SELECTED PASSAGE >>
▬▬▬▬▬▬▬▬▬▬

MMORPG.com reports that the experiment in Massive retail that is the Station Exchange has launched. From the article: "SOE recently concluded a two week pre-launch trial phase for Station Exchange. We only allowed a very small number of EQII players into the pre-launch in order to help us fine-tune the system and get feedback on the user experience. The service was live for pre-launch, which meant that all of the users were exchanging US dollars for the rights to use virtual goods, characters and coin within the game."

5 of 44 comments (clear)

  1. Their motto: by 88NoSoup4U88 · · Score: 3, Insightful

    If you can't beat them, join them.

  2. Lawsuits, here we come by Naerbnic · · Score: 2, Insightful

    SOE is setting themselves up for some major lawsuits. When all of this auctioning was under the table via eBay et. al, Sony had plausible deniability about the practice. If anyone complained that an item they bought was lost due to a server problem or was nerfed by the developers and thus negated their purchase, they could casually gesture towards their ELUA while simply saying "Not our problem."

▬▬▬▬▬▬▬▬▬▬

DATA ROWS >>
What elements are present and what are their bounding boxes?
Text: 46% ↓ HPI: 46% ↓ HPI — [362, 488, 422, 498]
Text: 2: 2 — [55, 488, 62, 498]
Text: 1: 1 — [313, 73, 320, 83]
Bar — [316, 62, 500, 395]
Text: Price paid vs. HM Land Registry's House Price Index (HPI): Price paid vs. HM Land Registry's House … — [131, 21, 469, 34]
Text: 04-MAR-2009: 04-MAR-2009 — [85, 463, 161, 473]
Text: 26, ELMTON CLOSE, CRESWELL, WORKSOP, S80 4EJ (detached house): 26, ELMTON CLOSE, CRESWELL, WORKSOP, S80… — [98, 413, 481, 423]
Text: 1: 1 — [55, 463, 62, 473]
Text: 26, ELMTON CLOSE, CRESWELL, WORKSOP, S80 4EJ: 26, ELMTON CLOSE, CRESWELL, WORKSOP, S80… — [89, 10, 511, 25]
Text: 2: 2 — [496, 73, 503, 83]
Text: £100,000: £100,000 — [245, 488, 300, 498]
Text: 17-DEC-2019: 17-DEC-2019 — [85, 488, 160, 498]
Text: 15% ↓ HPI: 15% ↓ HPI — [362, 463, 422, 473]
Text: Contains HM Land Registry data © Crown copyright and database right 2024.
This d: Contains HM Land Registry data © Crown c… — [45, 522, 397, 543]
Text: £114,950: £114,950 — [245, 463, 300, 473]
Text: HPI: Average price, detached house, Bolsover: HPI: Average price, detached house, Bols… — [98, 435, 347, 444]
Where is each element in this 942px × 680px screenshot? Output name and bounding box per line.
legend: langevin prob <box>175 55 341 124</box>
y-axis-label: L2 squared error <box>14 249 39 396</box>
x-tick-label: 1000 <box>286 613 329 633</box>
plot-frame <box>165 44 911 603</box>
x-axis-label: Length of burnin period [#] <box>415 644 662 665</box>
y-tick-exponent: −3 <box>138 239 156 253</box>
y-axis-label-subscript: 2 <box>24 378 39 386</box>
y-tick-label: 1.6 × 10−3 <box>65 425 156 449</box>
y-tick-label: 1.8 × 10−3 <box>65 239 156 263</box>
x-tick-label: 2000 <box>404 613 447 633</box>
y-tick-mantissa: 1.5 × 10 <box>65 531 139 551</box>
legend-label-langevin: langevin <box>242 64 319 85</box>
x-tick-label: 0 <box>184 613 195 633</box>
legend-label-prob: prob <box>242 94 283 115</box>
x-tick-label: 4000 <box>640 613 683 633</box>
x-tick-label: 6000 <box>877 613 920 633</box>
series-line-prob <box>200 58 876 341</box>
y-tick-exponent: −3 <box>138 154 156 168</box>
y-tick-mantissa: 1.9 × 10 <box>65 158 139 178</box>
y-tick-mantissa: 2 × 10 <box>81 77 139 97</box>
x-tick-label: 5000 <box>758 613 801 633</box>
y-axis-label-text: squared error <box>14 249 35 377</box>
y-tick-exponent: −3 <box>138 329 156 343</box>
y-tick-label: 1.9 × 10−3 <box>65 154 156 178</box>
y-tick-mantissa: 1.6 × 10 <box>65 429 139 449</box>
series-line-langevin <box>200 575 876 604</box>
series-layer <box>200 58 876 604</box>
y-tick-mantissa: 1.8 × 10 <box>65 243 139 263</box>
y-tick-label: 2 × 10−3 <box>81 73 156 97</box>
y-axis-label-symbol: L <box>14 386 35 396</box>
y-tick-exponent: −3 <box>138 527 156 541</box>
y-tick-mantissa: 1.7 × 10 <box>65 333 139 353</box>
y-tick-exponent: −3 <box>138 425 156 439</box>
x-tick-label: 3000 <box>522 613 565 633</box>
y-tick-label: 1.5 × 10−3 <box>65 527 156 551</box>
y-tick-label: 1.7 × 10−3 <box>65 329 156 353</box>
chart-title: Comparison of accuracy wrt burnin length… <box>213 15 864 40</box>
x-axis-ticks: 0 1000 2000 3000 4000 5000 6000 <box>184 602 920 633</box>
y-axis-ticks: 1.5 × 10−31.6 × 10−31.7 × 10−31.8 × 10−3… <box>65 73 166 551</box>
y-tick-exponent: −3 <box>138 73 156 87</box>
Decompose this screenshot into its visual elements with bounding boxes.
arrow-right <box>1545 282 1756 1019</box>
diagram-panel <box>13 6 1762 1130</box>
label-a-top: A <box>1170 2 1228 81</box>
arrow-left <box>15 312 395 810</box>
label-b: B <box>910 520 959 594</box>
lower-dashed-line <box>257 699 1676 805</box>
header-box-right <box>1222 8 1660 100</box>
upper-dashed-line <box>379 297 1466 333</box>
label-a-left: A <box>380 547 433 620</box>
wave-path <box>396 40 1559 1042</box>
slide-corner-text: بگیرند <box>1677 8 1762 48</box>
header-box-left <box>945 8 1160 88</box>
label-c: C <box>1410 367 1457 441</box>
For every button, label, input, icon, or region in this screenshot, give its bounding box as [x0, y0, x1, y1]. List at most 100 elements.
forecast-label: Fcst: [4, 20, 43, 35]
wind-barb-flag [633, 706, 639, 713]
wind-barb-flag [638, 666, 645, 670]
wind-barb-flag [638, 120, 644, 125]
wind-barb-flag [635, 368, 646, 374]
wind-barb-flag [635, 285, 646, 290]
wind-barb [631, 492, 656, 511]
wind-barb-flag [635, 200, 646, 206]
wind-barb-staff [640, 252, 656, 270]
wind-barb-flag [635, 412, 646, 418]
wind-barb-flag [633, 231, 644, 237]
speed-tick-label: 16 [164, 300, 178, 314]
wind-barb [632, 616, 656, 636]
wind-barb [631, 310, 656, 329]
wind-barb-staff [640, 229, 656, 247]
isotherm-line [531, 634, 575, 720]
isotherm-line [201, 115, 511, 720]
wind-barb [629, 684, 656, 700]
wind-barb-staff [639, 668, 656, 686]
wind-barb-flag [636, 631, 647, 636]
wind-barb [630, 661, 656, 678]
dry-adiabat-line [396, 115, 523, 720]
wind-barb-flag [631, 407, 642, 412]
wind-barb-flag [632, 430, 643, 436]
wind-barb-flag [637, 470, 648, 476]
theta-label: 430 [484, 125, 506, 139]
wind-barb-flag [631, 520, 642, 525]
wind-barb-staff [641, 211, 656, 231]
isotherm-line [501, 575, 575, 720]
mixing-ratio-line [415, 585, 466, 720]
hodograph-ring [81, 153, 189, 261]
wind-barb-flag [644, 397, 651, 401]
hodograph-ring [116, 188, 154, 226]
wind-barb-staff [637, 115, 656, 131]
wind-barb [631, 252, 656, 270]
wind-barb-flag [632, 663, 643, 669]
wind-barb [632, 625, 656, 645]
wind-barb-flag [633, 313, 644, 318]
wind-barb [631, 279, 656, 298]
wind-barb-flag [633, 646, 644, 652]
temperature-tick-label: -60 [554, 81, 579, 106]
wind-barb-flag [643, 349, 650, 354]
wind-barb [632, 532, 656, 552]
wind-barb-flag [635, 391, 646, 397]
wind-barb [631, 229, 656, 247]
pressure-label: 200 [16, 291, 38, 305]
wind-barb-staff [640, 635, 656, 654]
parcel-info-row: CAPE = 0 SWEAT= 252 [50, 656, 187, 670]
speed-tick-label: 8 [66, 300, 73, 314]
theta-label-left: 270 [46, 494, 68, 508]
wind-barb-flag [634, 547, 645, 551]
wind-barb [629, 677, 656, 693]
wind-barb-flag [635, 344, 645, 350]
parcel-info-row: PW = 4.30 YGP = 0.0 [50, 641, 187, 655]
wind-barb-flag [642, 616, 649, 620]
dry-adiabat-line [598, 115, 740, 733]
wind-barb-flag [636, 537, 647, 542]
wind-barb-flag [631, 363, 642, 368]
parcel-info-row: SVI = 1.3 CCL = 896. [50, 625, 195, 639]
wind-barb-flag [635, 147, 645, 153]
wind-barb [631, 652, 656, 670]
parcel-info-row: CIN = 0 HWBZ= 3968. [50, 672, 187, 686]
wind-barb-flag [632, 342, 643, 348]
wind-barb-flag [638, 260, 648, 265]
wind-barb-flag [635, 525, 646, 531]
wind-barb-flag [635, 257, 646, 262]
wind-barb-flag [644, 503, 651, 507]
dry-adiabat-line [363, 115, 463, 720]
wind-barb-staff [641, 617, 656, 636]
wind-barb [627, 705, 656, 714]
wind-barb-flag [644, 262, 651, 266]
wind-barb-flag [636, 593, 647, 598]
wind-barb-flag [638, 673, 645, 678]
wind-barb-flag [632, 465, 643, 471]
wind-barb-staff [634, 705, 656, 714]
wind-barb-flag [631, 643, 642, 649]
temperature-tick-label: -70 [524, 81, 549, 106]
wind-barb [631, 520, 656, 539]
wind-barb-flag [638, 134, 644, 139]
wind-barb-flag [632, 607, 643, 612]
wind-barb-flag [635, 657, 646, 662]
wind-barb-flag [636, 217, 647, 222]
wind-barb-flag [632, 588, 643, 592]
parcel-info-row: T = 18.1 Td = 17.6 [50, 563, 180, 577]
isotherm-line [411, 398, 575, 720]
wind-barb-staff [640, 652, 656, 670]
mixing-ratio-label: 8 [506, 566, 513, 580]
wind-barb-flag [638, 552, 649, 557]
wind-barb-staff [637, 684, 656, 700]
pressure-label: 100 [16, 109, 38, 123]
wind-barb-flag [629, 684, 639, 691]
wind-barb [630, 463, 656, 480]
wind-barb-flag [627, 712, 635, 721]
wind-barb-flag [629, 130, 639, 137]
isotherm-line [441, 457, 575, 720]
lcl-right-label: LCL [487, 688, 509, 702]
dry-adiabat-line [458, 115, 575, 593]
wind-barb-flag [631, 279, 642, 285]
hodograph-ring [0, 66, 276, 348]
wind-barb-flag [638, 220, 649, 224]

▬▬▬▬▬▬▬▬▬▬

GIVEN REQUEST 1 >> Translate this sentence from the Station Exchange passage into Spanish: "SOE is setting themselves up for some major lawsuits."
GIVEN REQUEST 2 >> Format the records, from their first line up to and including the line with "Text: 04-MAR-2009: 04-MAR-2009", as a Markdown table with the columns Row and Line. Number each line and leave out blank lines.

COMPLETE OUTPUT 1 >> SOE se está exponiendo a algunas demandas importantes.

COMPLETE OUTPUT 2 >>
| Row | Line |
|---|---|
| 1 | What elements are present and what are their bounding boxes? |
| 2 | Text: 46% ↓ HPI: 46% ↓ HPI — [362, 488, 422, 498] |
| 3 | Text: 2: 2 — [55, 488, 62, 498] |
| 4 | Text: 1: 1 — [313, 73, 320, 83] |
| 5 | Bar — [316, 62, 500, 395] |
| 6 | Text: Price paid vs. HM Land Registry's House Price Index (HPI): Price paid vs. HM Land Registry's House … — [131, 21, 469, 34] |
| 7 | Text: 04-MAR-2009: 04-MAR-2009 — [85, 463, 161, 473] |